>>>>
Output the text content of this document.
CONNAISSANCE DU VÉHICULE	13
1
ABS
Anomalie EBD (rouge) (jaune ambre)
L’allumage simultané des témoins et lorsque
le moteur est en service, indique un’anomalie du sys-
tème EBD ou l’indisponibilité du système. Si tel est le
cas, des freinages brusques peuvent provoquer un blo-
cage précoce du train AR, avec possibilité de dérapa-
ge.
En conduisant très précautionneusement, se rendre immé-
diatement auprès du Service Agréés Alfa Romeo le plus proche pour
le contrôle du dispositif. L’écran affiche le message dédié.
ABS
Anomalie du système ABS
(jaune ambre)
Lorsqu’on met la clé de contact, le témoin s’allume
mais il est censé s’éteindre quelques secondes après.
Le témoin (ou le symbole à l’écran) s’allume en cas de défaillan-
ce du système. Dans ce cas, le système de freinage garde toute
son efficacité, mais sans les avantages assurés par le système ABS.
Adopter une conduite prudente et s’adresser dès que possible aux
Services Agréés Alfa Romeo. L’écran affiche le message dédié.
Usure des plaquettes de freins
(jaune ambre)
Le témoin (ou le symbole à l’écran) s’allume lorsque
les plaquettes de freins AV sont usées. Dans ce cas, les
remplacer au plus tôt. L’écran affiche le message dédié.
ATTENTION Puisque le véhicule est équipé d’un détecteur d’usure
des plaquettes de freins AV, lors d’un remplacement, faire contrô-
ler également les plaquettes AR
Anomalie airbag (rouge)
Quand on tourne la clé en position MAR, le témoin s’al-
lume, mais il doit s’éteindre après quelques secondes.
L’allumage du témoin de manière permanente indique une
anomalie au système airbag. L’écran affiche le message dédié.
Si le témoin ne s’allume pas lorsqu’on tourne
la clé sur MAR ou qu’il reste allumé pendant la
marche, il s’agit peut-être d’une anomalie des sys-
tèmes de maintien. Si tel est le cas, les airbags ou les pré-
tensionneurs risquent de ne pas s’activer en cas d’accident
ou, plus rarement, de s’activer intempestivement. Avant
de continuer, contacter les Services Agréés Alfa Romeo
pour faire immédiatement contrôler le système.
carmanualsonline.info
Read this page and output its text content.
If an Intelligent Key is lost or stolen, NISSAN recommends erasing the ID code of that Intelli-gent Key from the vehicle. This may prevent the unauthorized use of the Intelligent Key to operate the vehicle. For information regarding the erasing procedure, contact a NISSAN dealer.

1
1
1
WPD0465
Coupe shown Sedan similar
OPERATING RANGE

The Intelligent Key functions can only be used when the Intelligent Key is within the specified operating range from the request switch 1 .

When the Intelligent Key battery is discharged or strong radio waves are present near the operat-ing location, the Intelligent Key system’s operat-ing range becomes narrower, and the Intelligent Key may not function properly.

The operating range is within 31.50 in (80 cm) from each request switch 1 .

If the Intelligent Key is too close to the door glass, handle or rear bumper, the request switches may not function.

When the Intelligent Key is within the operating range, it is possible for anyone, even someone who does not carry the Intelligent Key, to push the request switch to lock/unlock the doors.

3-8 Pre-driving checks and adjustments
<<<<
- _Objective_
Which lines contain "écran"? Show each of them.

- _Response to this exercise_
le contrôle du dispositif. L’écran affiche le message dédié.
Le témoin (ou le symbole à l’écran) s’allume en cas de défaillan-
Services Agréés Alfa Romeo. L’écran affiche le message dédié.
Le témoin (ou le symbole à l’écran) s’allume lorsque
remplacer au plus tôt. L’écran affiche le message dédié.
anomalie au système airbag. L’écran affiche le message dédié.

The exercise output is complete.